WHAT THE TASK REQUIRES:
Copy out all lines of the records in which the word "Assembly" appears.

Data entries
┌────────

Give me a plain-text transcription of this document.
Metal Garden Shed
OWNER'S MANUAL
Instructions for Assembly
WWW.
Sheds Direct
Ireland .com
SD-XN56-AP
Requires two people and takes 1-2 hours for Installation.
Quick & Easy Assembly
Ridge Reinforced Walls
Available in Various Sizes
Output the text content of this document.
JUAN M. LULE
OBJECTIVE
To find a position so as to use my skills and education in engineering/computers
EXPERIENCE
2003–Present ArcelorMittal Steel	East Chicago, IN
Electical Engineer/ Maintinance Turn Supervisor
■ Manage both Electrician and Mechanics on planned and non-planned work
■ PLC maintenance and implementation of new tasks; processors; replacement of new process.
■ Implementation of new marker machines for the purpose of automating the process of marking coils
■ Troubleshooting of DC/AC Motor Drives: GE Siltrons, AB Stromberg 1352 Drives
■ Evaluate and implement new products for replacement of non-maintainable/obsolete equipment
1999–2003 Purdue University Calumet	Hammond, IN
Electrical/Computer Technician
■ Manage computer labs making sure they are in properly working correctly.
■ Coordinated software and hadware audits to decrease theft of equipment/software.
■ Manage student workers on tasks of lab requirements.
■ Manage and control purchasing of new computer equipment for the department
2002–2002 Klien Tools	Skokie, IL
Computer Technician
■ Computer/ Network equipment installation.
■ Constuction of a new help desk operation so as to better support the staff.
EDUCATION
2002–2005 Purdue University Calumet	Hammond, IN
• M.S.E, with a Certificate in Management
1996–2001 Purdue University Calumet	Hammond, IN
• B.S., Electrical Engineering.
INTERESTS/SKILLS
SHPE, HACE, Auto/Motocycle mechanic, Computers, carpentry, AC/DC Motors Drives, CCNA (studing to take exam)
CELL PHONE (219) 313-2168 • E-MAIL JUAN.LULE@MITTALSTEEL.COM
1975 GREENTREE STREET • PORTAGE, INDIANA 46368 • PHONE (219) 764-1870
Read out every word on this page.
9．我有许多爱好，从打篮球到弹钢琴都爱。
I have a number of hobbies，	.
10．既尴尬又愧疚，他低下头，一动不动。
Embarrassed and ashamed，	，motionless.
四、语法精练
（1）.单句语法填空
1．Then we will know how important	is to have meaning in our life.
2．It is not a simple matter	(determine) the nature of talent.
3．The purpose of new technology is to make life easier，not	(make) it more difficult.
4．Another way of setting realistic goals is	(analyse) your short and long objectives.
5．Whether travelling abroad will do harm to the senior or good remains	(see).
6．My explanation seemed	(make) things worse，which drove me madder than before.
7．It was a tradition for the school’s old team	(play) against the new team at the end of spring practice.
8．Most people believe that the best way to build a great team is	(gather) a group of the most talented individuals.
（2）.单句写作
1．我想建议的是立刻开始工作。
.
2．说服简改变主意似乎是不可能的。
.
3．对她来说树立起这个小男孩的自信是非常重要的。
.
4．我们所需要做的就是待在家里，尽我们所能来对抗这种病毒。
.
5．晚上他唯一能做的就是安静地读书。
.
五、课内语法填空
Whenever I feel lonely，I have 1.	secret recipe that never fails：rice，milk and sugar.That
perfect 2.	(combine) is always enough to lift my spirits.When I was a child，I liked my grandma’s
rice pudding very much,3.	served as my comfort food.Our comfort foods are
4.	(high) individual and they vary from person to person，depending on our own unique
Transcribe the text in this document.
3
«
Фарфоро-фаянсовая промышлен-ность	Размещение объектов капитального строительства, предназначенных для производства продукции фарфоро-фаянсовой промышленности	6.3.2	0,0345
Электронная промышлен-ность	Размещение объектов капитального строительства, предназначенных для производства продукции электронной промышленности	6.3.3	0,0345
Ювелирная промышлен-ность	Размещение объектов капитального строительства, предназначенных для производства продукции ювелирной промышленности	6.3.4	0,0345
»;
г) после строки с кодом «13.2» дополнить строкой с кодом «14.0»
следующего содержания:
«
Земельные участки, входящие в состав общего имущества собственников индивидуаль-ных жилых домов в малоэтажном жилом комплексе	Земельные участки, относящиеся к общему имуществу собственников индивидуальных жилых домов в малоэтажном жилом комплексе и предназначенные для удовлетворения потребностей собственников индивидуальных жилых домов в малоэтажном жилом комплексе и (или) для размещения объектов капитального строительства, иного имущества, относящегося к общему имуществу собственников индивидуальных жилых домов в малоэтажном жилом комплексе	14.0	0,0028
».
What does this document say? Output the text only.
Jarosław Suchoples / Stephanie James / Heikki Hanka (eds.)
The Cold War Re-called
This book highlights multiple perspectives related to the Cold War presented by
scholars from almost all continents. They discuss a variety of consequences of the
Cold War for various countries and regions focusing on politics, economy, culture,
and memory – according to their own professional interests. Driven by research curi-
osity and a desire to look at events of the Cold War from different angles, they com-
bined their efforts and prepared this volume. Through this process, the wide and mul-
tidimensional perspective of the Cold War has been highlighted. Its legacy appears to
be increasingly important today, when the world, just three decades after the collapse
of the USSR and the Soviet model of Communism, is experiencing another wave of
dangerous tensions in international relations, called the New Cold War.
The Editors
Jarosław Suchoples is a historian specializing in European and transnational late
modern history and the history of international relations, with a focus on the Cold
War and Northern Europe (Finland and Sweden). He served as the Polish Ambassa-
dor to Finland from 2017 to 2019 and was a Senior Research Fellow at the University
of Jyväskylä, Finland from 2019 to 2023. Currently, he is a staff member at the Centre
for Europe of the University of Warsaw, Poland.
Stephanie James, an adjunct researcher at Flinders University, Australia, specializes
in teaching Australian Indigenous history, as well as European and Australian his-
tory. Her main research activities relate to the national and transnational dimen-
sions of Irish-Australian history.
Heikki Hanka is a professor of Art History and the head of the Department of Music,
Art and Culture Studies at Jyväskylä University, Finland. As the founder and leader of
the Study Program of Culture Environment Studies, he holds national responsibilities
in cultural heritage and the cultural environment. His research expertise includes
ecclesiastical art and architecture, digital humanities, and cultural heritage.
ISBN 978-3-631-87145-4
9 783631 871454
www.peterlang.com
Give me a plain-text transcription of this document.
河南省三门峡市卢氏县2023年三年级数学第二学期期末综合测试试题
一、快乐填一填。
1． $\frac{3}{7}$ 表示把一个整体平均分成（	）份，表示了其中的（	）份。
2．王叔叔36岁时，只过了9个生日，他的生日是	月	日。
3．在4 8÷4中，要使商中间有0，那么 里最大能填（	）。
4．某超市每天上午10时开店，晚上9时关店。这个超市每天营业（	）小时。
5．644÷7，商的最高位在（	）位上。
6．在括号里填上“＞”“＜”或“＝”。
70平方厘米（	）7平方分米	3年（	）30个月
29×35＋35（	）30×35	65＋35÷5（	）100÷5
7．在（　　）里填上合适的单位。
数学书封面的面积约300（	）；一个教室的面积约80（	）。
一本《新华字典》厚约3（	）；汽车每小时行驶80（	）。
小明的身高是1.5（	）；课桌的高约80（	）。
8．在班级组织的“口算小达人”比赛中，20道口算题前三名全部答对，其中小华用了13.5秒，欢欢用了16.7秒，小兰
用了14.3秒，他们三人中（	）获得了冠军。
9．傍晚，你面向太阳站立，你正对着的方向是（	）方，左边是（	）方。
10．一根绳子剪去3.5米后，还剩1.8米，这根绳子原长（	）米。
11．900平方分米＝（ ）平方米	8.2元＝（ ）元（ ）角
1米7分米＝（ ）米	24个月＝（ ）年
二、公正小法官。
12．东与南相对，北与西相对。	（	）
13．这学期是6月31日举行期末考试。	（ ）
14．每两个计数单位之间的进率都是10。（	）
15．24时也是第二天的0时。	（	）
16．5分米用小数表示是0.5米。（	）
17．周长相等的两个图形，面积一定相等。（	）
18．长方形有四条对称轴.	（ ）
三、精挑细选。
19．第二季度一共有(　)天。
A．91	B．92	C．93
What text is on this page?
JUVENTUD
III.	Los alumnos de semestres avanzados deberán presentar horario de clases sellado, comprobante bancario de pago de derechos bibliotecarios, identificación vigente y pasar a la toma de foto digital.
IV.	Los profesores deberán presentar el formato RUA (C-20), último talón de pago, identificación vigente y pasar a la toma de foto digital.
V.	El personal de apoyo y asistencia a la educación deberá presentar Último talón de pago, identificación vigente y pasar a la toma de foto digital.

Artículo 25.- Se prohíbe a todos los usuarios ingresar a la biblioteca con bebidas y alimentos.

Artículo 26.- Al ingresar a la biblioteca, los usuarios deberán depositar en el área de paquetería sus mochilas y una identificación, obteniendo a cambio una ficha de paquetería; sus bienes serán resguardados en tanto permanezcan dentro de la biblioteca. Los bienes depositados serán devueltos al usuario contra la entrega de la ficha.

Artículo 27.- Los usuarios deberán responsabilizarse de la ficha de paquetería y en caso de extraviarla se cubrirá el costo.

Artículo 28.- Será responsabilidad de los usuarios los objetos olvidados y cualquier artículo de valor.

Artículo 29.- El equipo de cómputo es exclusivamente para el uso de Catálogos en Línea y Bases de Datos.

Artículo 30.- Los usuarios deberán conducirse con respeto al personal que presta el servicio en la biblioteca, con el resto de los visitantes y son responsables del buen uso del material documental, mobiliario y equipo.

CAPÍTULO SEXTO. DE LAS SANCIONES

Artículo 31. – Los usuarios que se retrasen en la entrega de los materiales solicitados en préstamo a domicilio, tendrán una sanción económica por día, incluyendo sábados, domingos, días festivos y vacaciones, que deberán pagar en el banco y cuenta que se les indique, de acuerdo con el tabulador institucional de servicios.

└────────

ANSWER TO THE EXERCISE:
Instructions for Assembly
Quick & Easy Assembly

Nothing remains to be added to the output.